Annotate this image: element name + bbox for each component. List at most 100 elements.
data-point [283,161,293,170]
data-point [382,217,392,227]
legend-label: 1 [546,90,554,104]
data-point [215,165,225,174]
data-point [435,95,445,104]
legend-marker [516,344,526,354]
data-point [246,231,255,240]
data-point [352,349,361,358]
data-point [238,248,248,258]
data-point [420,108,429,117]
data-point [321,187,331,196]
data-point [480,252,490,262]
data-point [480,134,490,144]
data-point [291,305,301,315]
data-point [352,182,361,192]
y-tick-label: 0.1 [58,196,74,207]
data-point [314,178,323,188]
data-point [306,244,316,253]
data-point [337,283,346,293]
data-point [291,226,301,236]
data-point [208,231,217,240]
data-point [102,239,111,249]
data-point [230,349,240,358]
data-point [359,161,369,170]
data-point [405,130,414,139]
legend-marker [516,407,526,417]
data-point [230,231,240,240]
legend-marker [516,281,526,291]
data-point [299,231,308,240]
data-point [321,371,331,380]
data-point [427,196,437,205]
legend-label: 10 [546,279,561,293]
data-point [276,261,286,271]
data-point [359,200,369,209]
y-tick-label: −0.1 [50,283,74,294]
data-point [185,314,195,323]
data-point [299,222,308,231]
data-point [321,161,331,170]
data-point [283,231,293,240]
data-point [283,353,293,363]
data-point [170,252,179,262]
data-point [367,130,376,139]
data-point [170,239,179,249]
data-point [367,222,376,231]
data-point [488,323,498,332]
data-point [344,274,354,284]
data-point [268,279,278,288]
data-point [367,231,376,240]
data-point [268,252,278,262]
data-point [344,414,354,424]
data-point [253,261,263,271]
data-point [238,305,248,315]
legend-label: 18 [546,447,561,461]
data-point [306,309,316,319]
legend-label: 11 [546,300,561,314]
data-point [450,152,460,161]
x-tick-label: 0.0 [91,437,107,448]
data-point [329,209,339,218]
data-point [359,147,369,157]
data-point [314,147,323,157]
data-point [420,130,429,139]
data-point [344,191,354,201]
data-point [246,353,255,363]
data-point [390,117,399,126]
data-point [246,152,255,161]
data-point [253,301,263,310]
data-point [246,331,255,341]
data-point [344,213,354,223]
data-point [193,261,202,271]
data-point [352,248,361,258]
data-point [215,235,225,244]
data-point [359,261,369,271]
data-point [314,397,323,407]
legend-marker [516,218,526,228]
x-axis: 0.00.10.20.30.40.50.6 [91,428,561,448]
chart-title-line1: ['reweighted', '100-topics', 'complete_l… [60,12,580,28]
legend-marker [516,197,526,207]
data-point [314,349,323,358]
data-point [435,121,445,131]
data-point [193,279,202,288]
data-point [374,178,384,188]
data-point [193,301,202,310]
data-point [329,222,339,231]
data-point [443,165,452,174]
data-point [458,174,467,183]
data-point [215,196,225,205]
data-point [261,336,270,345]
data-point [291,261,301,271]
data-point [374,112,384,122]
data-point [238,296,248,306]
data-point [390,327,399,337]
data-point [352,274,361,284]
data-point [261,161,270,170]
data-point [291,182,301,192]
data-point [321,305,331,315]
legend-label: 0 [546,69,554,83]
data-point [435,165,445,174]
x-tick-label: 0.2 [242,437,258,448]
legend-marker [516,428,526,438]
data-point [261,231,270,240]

● ● ●

▶ **Your instructions**:
Return the lines from the start of the records up to and including the line with "data-point [420,108,429,117]", exactly as they appear.

▶ **Answer in full**:
Annotate this image: element name + bbox for each component. List at most 100 elements.
data-point [283,161,293,170]
data-point [382,217,392,227]
legend-label: 1 [546,90,554,104]
data-point [215,165,225,174]
data-point [435,95,445,104]
legend-marker [516,344,526,354]
data-point [246,231,255,240]
data-point [352,349,361,358]
data-point [238,248,248,258]
data-point [420,108,429,117]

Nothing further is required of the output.